Job:
Write out each line beneath this one exactly as it reads.

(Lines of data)
<<<<

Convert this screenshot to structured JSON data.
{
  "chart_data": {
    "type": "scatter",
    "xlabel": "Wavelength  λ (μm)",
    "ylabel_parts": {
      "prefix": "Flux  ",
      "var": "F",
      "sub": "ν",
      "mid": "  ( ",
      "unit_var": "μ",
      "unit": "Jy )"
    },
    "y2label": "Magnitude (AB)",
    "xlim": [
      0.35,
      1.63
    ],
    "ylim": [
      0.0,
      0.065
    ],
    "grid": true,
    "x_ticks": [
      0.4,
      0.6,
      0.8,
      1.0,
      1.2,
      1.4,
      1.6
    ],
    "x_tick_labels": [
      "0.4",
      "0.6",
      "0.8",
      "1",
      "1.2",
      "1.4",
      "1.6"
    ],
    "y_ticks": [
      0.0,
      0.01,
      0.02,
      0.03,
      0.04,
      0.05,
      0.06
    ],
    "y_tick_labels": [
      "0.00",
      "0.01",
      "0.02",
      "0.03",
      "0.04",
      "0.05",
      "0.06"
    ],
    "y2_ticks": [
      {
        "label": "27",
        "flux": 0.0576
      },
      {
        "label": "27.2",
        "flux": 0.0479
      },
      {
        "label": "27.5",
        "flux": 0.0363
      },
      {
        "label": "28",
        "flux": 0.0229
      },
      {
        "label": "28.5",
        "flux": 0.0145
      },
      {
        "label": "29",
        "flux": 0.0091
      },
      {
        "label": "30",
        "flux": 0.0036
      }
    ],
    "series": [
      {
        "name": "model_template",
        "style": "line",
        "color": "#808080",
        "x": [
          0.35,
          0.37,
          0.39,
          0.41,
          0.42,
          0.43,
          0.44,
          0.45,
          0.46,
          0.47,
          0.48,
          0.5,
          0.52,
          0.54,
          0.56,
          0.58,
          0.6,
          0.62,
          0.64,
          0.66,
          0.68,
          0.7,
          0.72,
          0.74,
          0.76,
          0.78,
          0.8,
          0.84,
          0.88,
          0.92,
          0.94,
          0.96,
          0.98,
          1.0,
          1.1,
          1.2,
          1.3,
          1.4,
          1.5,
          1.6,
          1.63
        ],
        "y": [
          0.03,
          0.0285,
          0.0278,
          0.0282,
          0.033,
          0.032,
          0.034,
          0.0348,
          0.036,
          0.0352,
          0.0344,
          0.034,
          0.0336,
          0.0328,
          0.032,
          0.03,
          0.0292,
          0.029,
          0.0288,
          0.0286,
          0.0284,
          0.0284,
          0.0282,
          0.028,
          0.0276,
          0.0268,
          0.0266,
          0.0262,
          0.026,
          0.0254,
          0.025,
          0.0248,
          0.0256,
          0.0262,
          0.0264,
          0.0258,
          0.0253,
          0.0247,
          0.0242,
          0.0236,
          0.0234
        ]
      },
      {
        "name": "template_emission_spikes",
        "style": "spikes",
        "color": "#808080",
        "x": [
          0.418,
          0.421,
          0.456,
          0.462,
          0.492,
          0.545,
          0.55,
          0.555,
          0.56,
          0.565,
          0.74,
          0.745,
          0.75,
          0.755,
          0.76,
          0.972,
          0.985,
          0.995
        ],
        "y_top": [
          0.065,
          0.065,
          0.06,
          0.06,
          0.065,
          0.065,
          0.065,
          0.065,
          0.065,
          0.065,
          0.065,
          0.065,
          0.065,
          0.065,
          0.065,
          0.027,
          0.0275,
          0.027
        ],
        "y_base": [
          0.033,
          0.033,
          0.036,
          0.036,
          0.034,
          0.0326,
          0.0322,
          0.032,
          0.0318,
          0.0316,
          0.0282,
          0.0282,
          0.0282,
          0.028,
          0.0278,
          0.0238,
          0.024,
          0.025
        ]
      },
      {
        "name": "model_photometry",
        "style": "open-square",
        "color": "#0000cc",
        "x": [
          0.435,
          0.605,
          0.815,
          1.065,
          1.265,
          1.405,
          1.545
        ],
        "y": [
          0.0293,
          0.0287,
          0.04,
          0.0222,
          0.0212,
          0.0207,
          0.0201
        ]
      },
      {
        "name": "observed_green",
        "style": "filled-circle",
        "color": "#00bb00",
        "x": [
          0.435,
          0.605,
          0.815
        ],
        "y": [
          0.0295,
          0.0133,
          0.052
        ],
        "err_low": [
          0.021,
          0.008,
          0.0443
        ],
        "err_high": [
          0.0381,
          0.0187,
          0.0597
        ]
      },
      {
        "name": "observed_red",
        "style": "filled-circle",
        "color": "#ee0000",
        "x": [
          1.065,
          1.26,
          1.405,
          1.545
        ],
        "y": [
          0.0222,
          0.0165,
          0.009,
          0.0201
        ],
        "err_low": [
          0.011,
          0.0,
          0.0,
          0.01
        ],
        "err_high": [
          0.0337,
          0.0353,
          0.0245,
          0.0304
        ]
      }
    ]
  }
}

>>>>

Answer in full:
Convert this screenshot to structured JSON data.
{
  "chart_data": {
    "type": "scatter",
    "xlabel": "Wavelength  λ (μm)",
    "ylabel_parts": {
      "prefix": "Flux  ",
      "var": "F",
      "sub": "ν",
      "mid": "  ( ",
      "unit_var": "μ",
      "unit": "Jy )"
    },
    "y2label": "Magnitude (AB)",
    "xlim": [
      0.35,
      1.63
    ],
    "ylim": [
      0.0,
      0.065
    ],
    "grid": true,
    "x_ticks": [
      0.4,
      0.6,
      0.8,
      1.0,
      1.2,
      1.4,
      1.6
    ],
    "x_tick_labels": [
      "0.4",
      "0.6",
      "0.8",
      "1",
      "1.2",
      "1.4",
      "1.6"
    ],
    "y_ticks": [
      0.0,
      0.01,
      0.02,
      0.03,
      0.04,
      0.05,
      0.06
    ],
    "y_tick_labels": [
      "0.00",
      "0.01",
      "0.02",
      "0.03",
      "0.04",
      "0.05",
      "0.06"
    ],
    "y2_ticks": [
      {
        "label": "27",
        "flux": 0.0576
      },
      {
        "label": "27.2",
        "flux": 0.0479
      },
      {
        "label": "27.5",
        "flux": 0.0363
      },
      {
        "label": "28",
        "flux": 0.0229
      },
      {
        "label": "28.5",
        "flux": 0.0145
      },
      {
        "label": "29",
        "flux": 0.0091
      },
      {
        "label": "30",
        "flux": 0.0036
      }
    ],
    "series": [
      {
        "name": "model_template",
        "style": "line",
        "color": "#808080",
        "x": [
          0.35,
          0.37,
          0.39,
          0.41,
          0.42,
          0.43,
          0.44,
          0.45,
          0.46,
          0.47,
          0.48,
          0.5,
          0.52,
          0.54,
          0.56,
          0.58,
          0.6,
          0.62,
          0.64,
          0.66,
          0.68,
          0.7,
          0.72,
          0.74,
          0.76,
          0.78,
          0.8,
          0.84,
          0.88,
          0.92,
          0.94,
          0.96,
          0.98,
          1.0,
          1.1,
          1.2,
          1.3,
          1.4,
          1.5,
          1.6,
          1.63
        ],
        "y": [
          0.03,
          0.0285,
          0.0278,
          0.0282,
          0.033,
          0.032,
          0.034,
          0.0348,
          0.036,
          0.0352,
          0.0344,
          0.034,
          0.0336,
          0.0328,
          0.032,
          0.03,
          0.0292,
          0.029,
          0.0288,
          0.0286,
          0.0284,
          0.0284,
          0.0282,
          0.028,
          0.0276,
          0.0268,
          0.0266,
          0.0262,
          0.026,
          0.0254,
          0.025,
          0.0248,
          0.0256,
          0.0262,
          0.0264,
          0.0258,
          0.0253,
          0.0247,
          0.0242,
          0.0236,
          0.0234
        ]
      },
      {
        "name": "template_emission_spikes",
        "style": "spikes",
        "color": "#808080",
        "x": [
          0.418,
          0.421,
          0.456,
          0.462,
          0.492,
          0.545,
          0.55,
          0.555,
          0.56,
          0.565,
          0.74,
          0.745,
          0.75,
          0.755,
          0.76,
          0.972,
          0.985,
          0.995
        ],
        "y_top": [
          0.065,
          0.065,
          0.06,
          0.06,
          0.065,
          0.065,
          0.065,
          0.065,
          0.065,
          0.065,
          0.065,
          0.065,
          0.065,
          0.065,
          0.065,
          0.027,
          0.0275,
          0.027
        ],
        "y_base": [
          0.033,
          0.033,
          0.036,
          0.036,
          0.034,
          0.0326,
          0.0322,
          0.032,
          0.0318,
          0.0316,
          0.0282,
          0.0282,
          0.0282,
          0.028,
          0.0278,
          0.0238,
          0.024,
          0.025
        ]
      },
      {
        "name": "model_photometry",
        "style": "open-square",
        "color": "#0000cc",
        "x": [
          0.435,
          0.605,
          0.815,
          1.065,
          1.265,
          1.405,
          1.545
        ],
        "y": [
          0.0293,
          0.0287,
          0.04,
          0.0222,
          0.0212,
          0.0207,
          0.0201
        ]
      },
      {
        "name": "observed_green",
        "style": "filled-circle",
        "color": "#00bb00",
        "x": [
          0.435,
          0.605,
          0.815
        ],
        "y": [
          0.0295,
          0.0133,
          0.052
        ],
        "err_low": [
          0.021,
          0.008,
          0.0443
        ],
        "err_high": [
          0.0381,
          0.0187,
          0.0597
        ]
      },
      {
        "name": "observed_red",
        "style": "filled-circle",
        "color": "#ee0000",
        "x": [
          1.065,
          1.26,
          1.405,
          1.545
        ],
        "y": [
          0.0222,
          0.0165,
          0.009,
          0.0201
        ],
        "err_low": [
          0.011,
          0.0,
          0.0,
          0.01
        ],
        "err_high": [
          0.0337,
          0.0353,
          0.0245,
          0.0304
        ]
      }
    ]
  }
}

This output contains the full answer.